Tarea propuesta A> Traduce al inglés la oración «El lenguaje es un vehículo de expresión de hegemonía ideológica.», tomada del texto sobre lenguaje e ideología.
Tarea propuesta B> Continúa el texto sobre lenguaje e ideología con uno o dos párrafos que sigan a su última oración.

Fuente>
El lenguaje se carga siempre con la ideología de una sociedad, pone encima de
la mesa, de manera taimada, las filias y fobias de una cultura. No en vano, el
lenguaje coloquial castellano expresa, por ejemplo, una cultura patriarcal
cuando hace de lo masculino (cojonudo, hombría) algo positivo y de lo femenino
algo negativo (co- ñazo, nenaza), una posición de clase, al estimar lo
referente a las clases dirigentes (noble) frente a las oprimidas (villano), o
religiosa, al acuñar expresiones despectivas referentes a religiones diferentes
a la cristiana (judiada). El lenguaje es un vehículo de expresión de hegemonía
ideológica.
Desde
ciertos sectores, se pretende presentar nuestra época como un momento de
pérdida de valores, de incertidumbres, de fluidez extrema que tiene como
consecuencia la desaparición de la verdad y la aparición de diferentes visiones
de la realidad que se reivindican como verdaderas. De ese modo, cada cual
estaría capacitado para expresar la verdad con cualquier otro, con lo que nos
sumiríamos en el más radical de los relativismos. Desde esa descripción de la
realidad, la posverdad, propia de la posmodernidad, habría venido para
erosionar la verdad, sobre la que tradicionalmente se ha asentado nuestra
cultura.

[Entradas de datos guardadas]

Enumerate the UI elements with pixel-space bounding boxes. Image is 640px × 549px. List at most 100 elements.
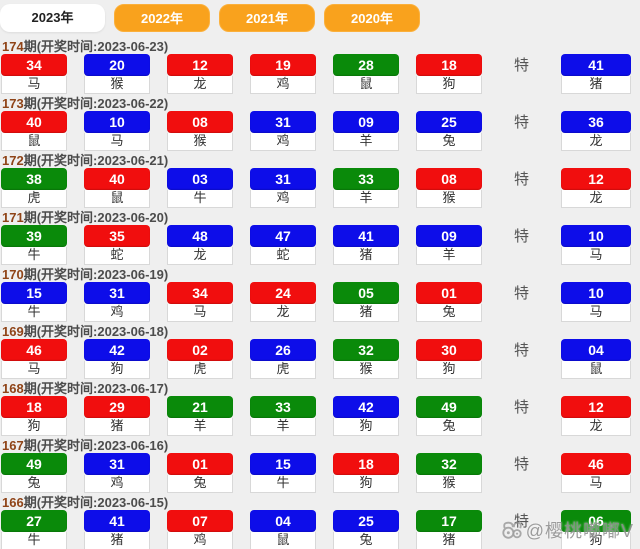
ball-number: 15 <box>1 282 67 304</box>
ball-zodiac-label: 狗 <box>84 361 150 379</box>
ball-zodiac-label: 马 <box>1 76 67 94</box>
ball-cell: 17 猪 <box>416 510 482 549</box>
ball-number: 25 <box>416 111 482 133</box>
ball-cell: 48 龙 <box>167 225 233 265</box>
ball-number: 03 <box>167 168 233 190</box>
ball-zodiac-label: 鼠 <box>250 532 316 549</box>
draw-period-header: 168期(开奖时间:2023-06-17) <box>2 382 640 396</box>
ball-number: 42 <box>333 396 399 418</box>
ball-cell: 19 鸡 <box>250 54 316 94</box>
draw-period-header: 174期(开奖时间:2023-06-23) <box>2 40 640 54</box>
draw-balls-row: 34 马 20 猴 12 龙 19 鸡 28 鼠 18 狗 特 41 猪 <box>1 54 640 94</box>
draw-time-label: 期(开奖时间:2023-06-22) <box>23 96 169 111</box>
draw-row: 167期(开奖时间:2023-06-16) 49 兔 31 鸡 01 兔 15 … <box>0 439 640 493</box>
period-number: 174 <box>2 39 24 54</box>
tab-year-2021[interactable]: 2021年 <box>219 4 315 32</box>
ball-cell: 03 牛 <box>167 168 233 208</box>
ball-number: 47 <box>250 225 316 247</box>
ball-cell: 09 羊 <box>333 111 399 151</box>
ball-zodiac-label: 龙 <box>167 247 233 265</box>
special-label: 特 <box>513 57 529 74</box>
ball-cell: 27 牛 <box>1 510 67 549</box>
ball-number: 34 <box>1 54 67 76</box>
ball-zodiac-label: 鼠 <box>1 133 67 151</box>
ball-cell: 18 狗 <box>1 396 67 436</box>
ball-cell: 35 蛇 <box>84 225 150 265</box>
special-label: 特 <box>513 513 529 530</box>
ball-cell: 49 兔 <box>416 396 482 436</box>
special-ball-cell: 12 龙 <box>561 396 631 436</box>
ball-number: 31 <box>250 111 316 133</box>
ball-cell: 04 鼠 <box>250 510 316 549</box>
ball-cell: 30 狗 <box>416 339 482 379</box>
ball-cell: 21 羊 <box>167 396 233 436</box>
ball-number: 09 <box>416 225 482 247</box>
ball-number: 09 <box>333 111 399 133</box>
draw-time-label: 期(开奖时间:2023-06-16) <box>23 438 169 453</box>
draw-balls-row: 38 虎 40 鼠 03 牛 31 鸡 33 羊 08 猴 特 12 龙 <box>1 168 640 208</box>
ball-number: 31 <box>84 282 150 304</box>
ball-cell: 32 猴 <box>333 339 399 379</box>
draw-period-header: 172期(开奖时间:2023-06-21) <box>2 154 640 168</box>
ball-cell: 07 鸡 <box>167 510 233 549</box>
draw-balls-row: 40 鼠 10 马 08 猴 31 鸡 09 羊 25 兔 特 36 龙 <box>1 111 640 151</box>
ball-number: 31 <box>250 168 316 190</box>
ball-number: 18 <box>333 453 399 475</box>
tab-year-2023[interactable]: 2023年 <box>0 4 105 32</box>
ball-cell: 15 牛 <box>1 282 67 322</box>
draw-period-header: 170期(开奖时间:2023-06-19) <box>2 268 640 282</box>
tab-year-2022[interactable]: 2022年 <box>114 4 210 32</box>
ball-number: 21 <box>167 396 233 418</box>
ball-number: 25 <box>333 510 399 532</box>
ball-zodiac-label: 猪 <box>416 532 482 549</box>
ball-cell: 02 虎 <box>167 339 233 379</box>
special-label: 特 <box>513 114 529 131</box>
ball-zodiac-label: 狗 <box>416 361 482 379</box>
ball-cell: 31 鸡 <box>84 282 150 322</box>
draw-row: 169期(开奖时间:2023-06-18) 46 马 42 狗 02 虎 26 … <box>0 325 640 379</box>
ball-zodiac-label: 马 <box>561 475 631 493</box>
draw-balls-row: 15 牛 31 鸡 34 马 24 龙 05 猪 01 兔 特 10 马 <box>1 282 640 322</box>
ball-number: 08 <box>167 111 233 133</box>
period-number: 168 <box>2 381 24 396</box>
ball-cell: 08 猴 <box>167 111 233 151</box>
period-number: 173 <box>2 96 24 111</box>
special-label: 特 <box>513 456 529 473</box>
draw-row: 170期(开奖时间:2023-06-19) 15 牛 31 鸡 34 马 24 … <box>0 268 640 322</box>
ball-number: 32 <box>416 453 482 475</box>
ball-number: 07 <box>167 510 233 532</box>
ball-zodiac-label: 狗 <box>333 475 399 493</box>
special-ball-cell: 06 狗 <box>561 510 631 549</box>
ball-cell: 41 猪 <box>333 225 399 265</box>
ball-cell: 31 鸡 <box>250 168 316 208</box>
ball-zodiac-label: 兔 <box>1 475 67 493</box>
period-number: 169 <box>2 324 24 339</box>
ball-number: 41 <box>333 225 399 247</box>
ball-number: 31 <box>84 453 150 475</box>
period-number: 170 <box>2 267 24 282</box>
ball-zodiac-label: 羊 <box>167 418 233 436</box>
ball-zodiac-label: 鼠 <box>333 76 399 94</box>
ball-zodiac-label: 猴 <box>167 133 233 151</box>
ball-number: 18 <box>416 54 482 76</box>
ball-cell: 10 马 <box>84 111 150 151</box>
ball-zodiac-label: 鼠 <box>84 190 150 208</box>
draw-balls-row: 49 兔 31 鸡 01 兔 15 牛 18 狗 32 猴 特 46 马 <box>1 453 640 493</box>
ball-zodiac-label: 马 <box>84 133 150 151</box>
draw-row: 172期(开奖时间:2023-06-21) 38 虎 40 鼠 03 牛 31 … <box>0 154 640 208</box>
ball-zodiac-label: 羊 <box>333 133 399 151</box>
ball-zodiac-label: 蛇 <box>84 247 150 265</box>
ball-zodiac-label: 牛 <box>1 247 67 265</box>
ball-zodiac-label: 猪 <box>84 418 150 436</box>
ball-zodiac-label: 牛 <box>250 475 316 493</box>
ball-cell: 33 羊 <box>250 396 316 436</box>
draw-row: 168期(开奖时间:2023-06-17) 18 狗 29 猪 21 羊 33 … <box>0 382 640 436</box>
ball-number: 24 <box>250 282 316 304</box>
ball-cell: 25 兔 <box>333 510 399 549</box>
ball-number: 19 <box>250 54 316 76</box>
period-number: 172 <box>2 153 24 168</box>
draw-balls-row: 39 牛 35 蛇 48 龙 47 蛇 41 猪 09 羊 特 10 马 <box>1 225 640 265</box>
ball-zodiac-label: 羊 <box>333 190 399 208</box>
ball-cell: 12 龙 <box>167 54 233 94</box>
tab-year-2020[interactable]: 2020年 <box>324 4 420 32</box>
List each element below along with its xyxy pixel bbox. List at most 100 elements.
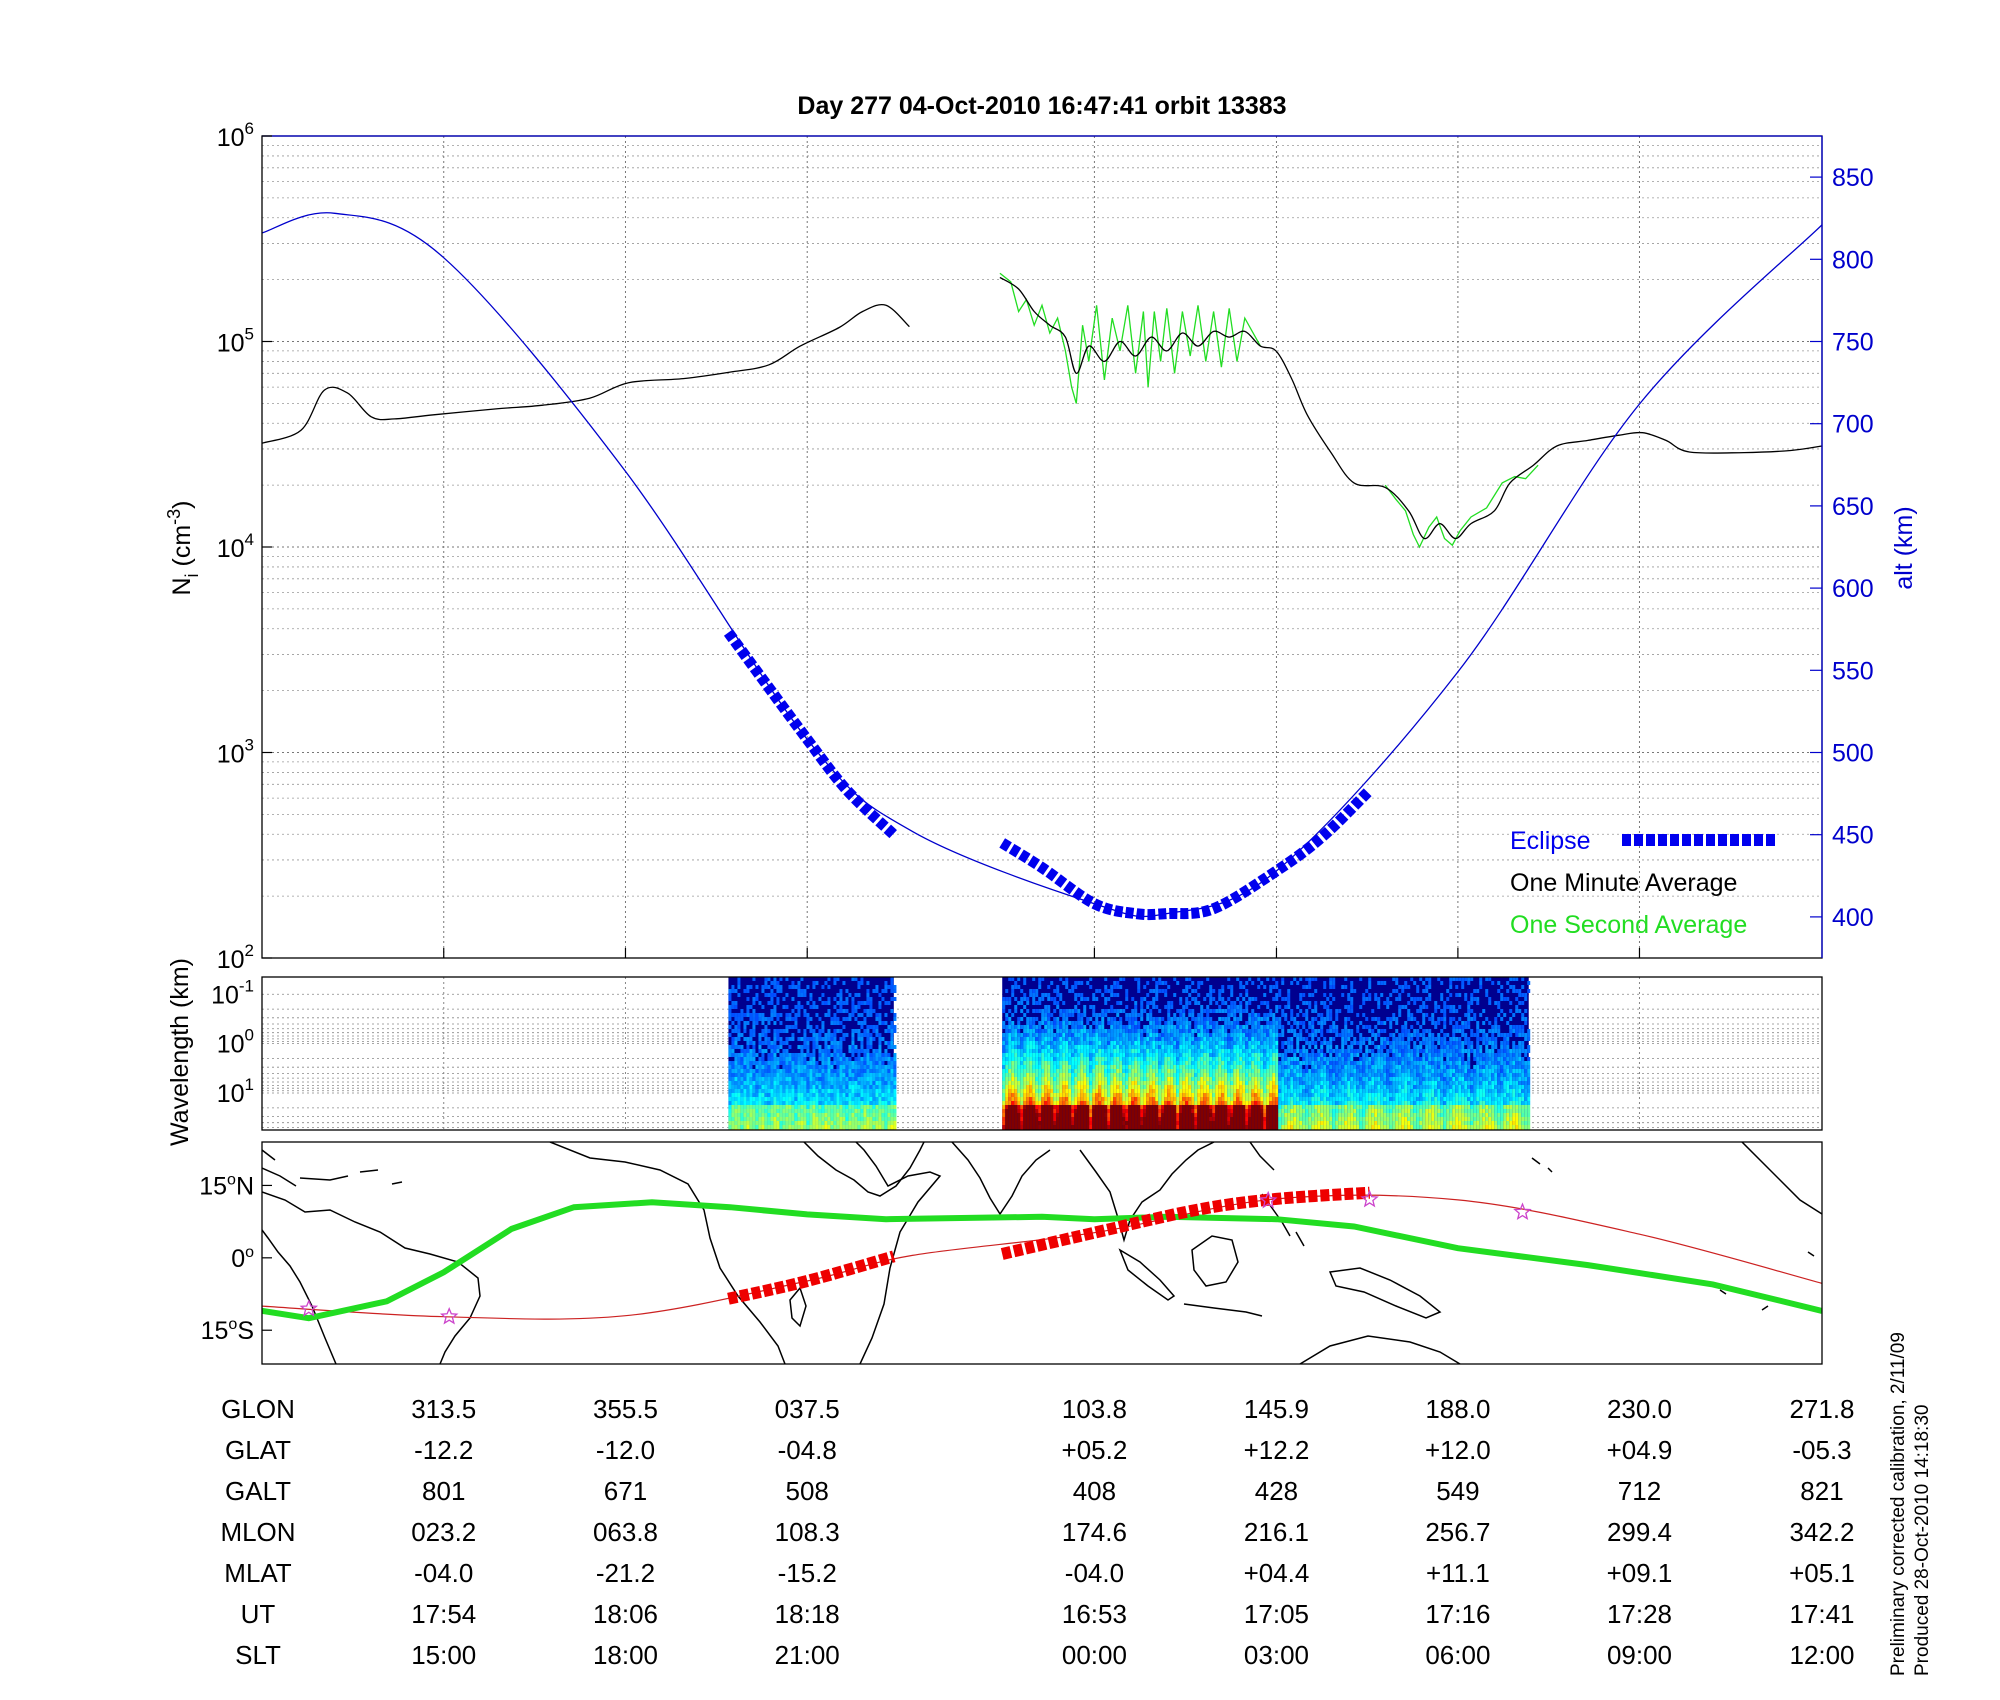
spectrogram-cell <box>764 1017 768 1021</box>
spectrogram-cell <box>854 1097 858 1101</box>
spectrogram-cell <box>1125 1081 1129 1085</box>
spectrogram-cell <box>1125 1069 1129 1073</box>
spectrogram-cell <box>1281 1125 1285 1129</box>
spectrogram-cell <box>1203 1037 1207 1041</box>
spectrogram-cell <box>1029 1053 1033 1057</box>
spectrogram-cell <box>1050 1105 1054 1109</box>
spectrogram-cell <box>740 1061 744 1065</box>
spectrogram-cell <box>1140 1009 1144 1013</box>
spectrogram-cell <box>1143 1093 1147 1097</box>
spectrogram-cell <box>1287 1069 1291 1073</box>
spectrogram-cell <box>776 1045 780 1049</box>
spectrogram-cell <box>884 1097 888 1101</box>
spectrogram-cell <box>893 1117 897 1121</box>
spectrogram-cell <box>1179 1001 1183 1005</box>
spectrogram-cell <box>1101 1077 1105 1081</box>
spectrogram-cell <box>773 1121 777 1125</box>
spectrogram-cell <box>863 1077 867 1081</box>
spectrogram-cell <box>1191 1117 1195 1121</box>
spectrogram-cell <box>767 1117 771 1121</box>
spectrogram-cell <box>740 1077 744 1081</box>
spectrogram-cell <box>860 1049 864 1053</box>
spectrogram-cell <box>773 977 777 981</box>
spectrogram-cell <box>1203 1117 1207 1121</box>
spectrogram-cell <box>1194 1093 1198 1097</box>
spectrogram-cell <box>734 1013 738 1017</box>
spectrogram-cell <box>1164 1125 1168 1129</box>
spectrogram-cell <box>758 1077 762 1081</box>
spectrogram-cell <box>1053 997 1057 1001</box>
spectrogram-cell <box>890 1025 894 1029</box>
spectrogram-cell <box>1296 1005 1300 1009</box>
spectrogram-cell <box>1239 1065 1243 1069</box>
spectrogram-cell <box>746 1049 750 1053</box>
spectrogram-cell <box>1287 989 1291 993</box>
spectrogram-cell <box>1251 1049 1255 1053</box>
spectrogram-cell <box>1074 1097 1078 1101</box>
spectrogram-cell <box>764 1033 768 1037</box>
spectrogram-cell <box>1209 1085 1213 1089</box>
spectrogram-cell <box>863 1057 867 1061</box>
spectrogram-cell <box>1170 1081 1174 1085</box>
spectrogram-cell <box>1098 1073 1102 1077</box>
spectrogram-cell <box>1200 1117 1204 1121</box>
spectrogram-cell <box>1278 1125 1282 1129</box>
spectrogram-cell <box>1026 1105 1030 1109</box>
spectrogram-cell <box>821 1109 825 1113</box>
spectrogram-cell <box>1206 1121 1210 1125</box>
spectrogram-cell <box>1062 1009 1066 1013</box>
spectrogram-cell <box>1047 1093 1051 1097</box>
spectrogram-cell <box>872 1085 876 1089</box>
spectrogram-cell <box>1011 977 1015 981</box>
spectrogram-cell <box>842 1097 846 1101</box>
spectrogram-cell <box>1197 1029 1201 1033</box>
spectrogram-cell <box>1221 1001 1225 1005</box>
spectrogram-cell <box>1272 1069 1276 1073</box>
spectrogram-cell <box>863 1033 867 1037</box>
spectrogram-cell <box>827 977 831 981</box>
spectrogram-cell <box>1116 1085 1120 1089</box>
spectrogram-cell <box>863 1029 867 1033</box>
spectrogram-cell <box>1044 1025 1048 1029</box>
spectrogram-cell <box>836 1045 840 1049</box>
spectrogram-cell <box>857 993 861 997</box>
spectrogram-cell <box>785 1065 789 1069</box>
spectrogram-cell <box>1230 1041 1234 1045</box>
spectrogram-cell <box>1143 985 1147 989</box>
spectrogram-cell <box>1071 1061 1075 1065</box>
spectrogram-cell <box>1302 1073 1306 1077</box>
spectrogram-cell <box>845 1125 849 1129</box>
spectrogram-cell <box>1086 1061 1090 1065</box>
spectrogram-cell <box>884 1013 888 1017</box>
spectrogram-cell <box>1146 1069 1150 1073</box>
spectrogram-cell <box>1173 1105 1177 1109</box>
spectrogram-cell <box>1131 997 1135 1001</box>
spectrogram-cell <box>1227 1077 1231 1081</box>
spectrogram-cell <box>1257 1021 1261 1025</box>
spectrogram-cell <box>1269 1097 1273 1101</box>
spectrogram-cell <box>1047 1013 1051 1017</box>
spectrogram-cell <box>1302 1085 1306 1089</box>
spectrogram-cell <box>764 985 768 989</box>
spectrogram-cell <box>1233 1017 1237 1021</box>
spectrogram-cell <box>755 1013 759 1017</box>
spectrogram-cell <box>1095 989 1099 993</box>
spectrogram-cell <box>1230 1069 1234 1073</box>
spectrogram-cell <box>1077 1017 1081 1021</box>
spectrogram-cell <box>857 981 861 985</box>
spectrogram-cell <box>1137 1013 1141 1017</box>
spectrogram-cell <box>1077 1033 1081 1037</box>
spectrogram-cell <box>728 1017 732 1021</box>
spectrogram-cell <box>1254 1025 1258 1029</box>
spectrogram-cell <box>1065 1033 1069 1037</box>
spectrogram-cell <box>1026 1125 1030 1129</box>
spectrogram-cell <box>758 1049 762 1053</box>
spectrogram-cell <box>1062 1109 1066 1113</box>
spectrogram-cell <box>800 1049 804 1053</box>
spectrogram-cell <box>854 1045 858 1049</box>
spectrogram-cell <box>860 1045 864 1049</box>
spectrogram-cell <box>872 1073 876 1077</box>
spectrogram-cell <box>776 997 780 1001</box>
spectrogram-cell <box>1077 1093 1081 1097</box>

Respuesta correcta A> Language is a vehicle for the expression of ideological hegemony.

Respuesta correcta B>
Curiosamente,
en este planteamiento de desasosiego ante la desaparición de la verdad se dan
la mano sectores conservadores con otros de índole crítica. Es lógico que el
discurso conservador, idealista, que ha hegemonizado el discurso filosófico
occidental desde Platón a la actualidad, se sienta amenazado por la crítica del
concepto de verdad. Pero no lo es que desde posiciones que se consideran
materialistas se asuman postulados semejantes. Porque, precisamente, lo que el
materialismo nos muestra es que nunca ha existido una tal verdad y que la
realidad está sometida a diferentes lecturas e interpretaciones según la
cultura, la época o la posición social del sujeto. Y que, además, es imposible
pretender leer la realidad sin esas gafas que nos proporcionan nuestros
condicionantes subjetivos, porque nadie puede hacer total abstracción de sus
elementos constituyentes. Reconocer esto no es reivindicar el relativismo,
sino, simplemente, reconocer que vemos la realidad con nuestra mirada
particular.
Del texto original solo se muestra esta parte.